**Data records**
---

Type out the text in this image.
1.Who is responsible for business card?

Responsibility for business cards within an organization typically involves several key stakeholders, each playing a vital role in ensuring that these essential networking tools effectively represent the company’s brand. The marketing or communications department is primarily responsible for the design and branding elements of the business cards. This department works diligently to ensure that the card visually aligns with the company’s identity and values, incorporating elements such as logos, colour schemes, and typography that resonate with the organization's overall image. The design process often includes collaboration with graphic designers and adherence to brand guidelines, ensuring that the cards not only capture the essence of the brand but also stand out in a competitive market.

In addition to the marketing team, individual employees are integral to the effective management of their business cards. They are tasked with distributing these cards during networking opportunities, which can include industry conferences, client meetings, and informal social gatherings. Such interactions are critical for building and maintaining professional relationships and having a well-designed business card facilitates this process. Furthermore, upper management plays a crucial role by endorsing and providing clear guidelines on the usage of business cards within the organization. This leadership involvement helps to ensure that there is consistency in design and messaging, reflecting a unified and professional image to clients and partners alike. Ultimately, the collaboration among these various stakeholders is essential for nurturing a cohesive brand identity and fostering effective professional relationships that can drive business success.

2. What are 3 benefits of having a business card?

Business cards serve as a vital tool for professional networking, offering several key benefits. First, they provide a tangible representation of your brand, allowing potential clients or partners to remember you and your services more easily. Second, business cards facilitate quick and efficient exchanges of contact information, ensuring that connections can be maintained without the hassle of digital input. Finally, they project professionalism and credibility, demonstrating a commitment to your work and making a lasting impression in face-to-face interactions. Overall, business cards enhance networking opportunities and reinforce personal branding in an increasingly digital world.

---

**EXERCISE BRIEF**
Take the listing above and set it down exactly.

**FINISHED TASK**
Type out the text in this image.
1.Who is responsible for business card?

Responsibility for business cards within an organization typically involves several key stakeholders, each playing a vital role in ensuring that these essential networking tools effectively represent the company’s brand. The marketing or communications department is primarily responsible for the design and branding elements of the business cards. This department works diligently to ensure that the card visually aligns with the company’s identity and values, incorporating elements such as logos, colour schemes, and typography that resonate with the organization's overall image. The design process often includes collaboration with graphic designers and adherence to brand guidelines, ensuring that the cards not only capture the essence of the brand but also stand out in a competitive market.

In addition to the marketing team, individual employees are integral to the effective management of their business cards. They are tasked with distributing these cards during networking opportunities, which can include industry conferences, client meetings, and informal social gatherings. Such interactions are critical for building and maintaining professional relationships and having a well-designed business card facilitates this process. Furthermore, upper management plays a crucial role by endorsing and providing clear guidelines on the usage of business cards within the organization. This leadership involvement helps to ensure that there is consistency in design and messaging, reflecting a unified and professional image to clients and partners alike. Ultimately, the collaboration among these various stakeholders is essential for nurturing a cohesive brand identity and fostering effective professional relationships that can drive business success.

2. What are 3 benefits of having a business card?

Business cards serve as a vital tool for professional networking, offering several key benefits. First, they provide a tangible representation of your brand, allowing potential clients or partners to remember you and your services more easily. Second, business cards facilitate quick and efficient exchanges of contact information, ensuring that connections can be maintained without the hassle of digital input. Finally, they project professionalism and credibility, demonstrating a commitment to your work and making a lasting impression in face-to-face interactions. Overall, business cards enhance networking opportunities and reinforce personal branding in an increasingly digital world.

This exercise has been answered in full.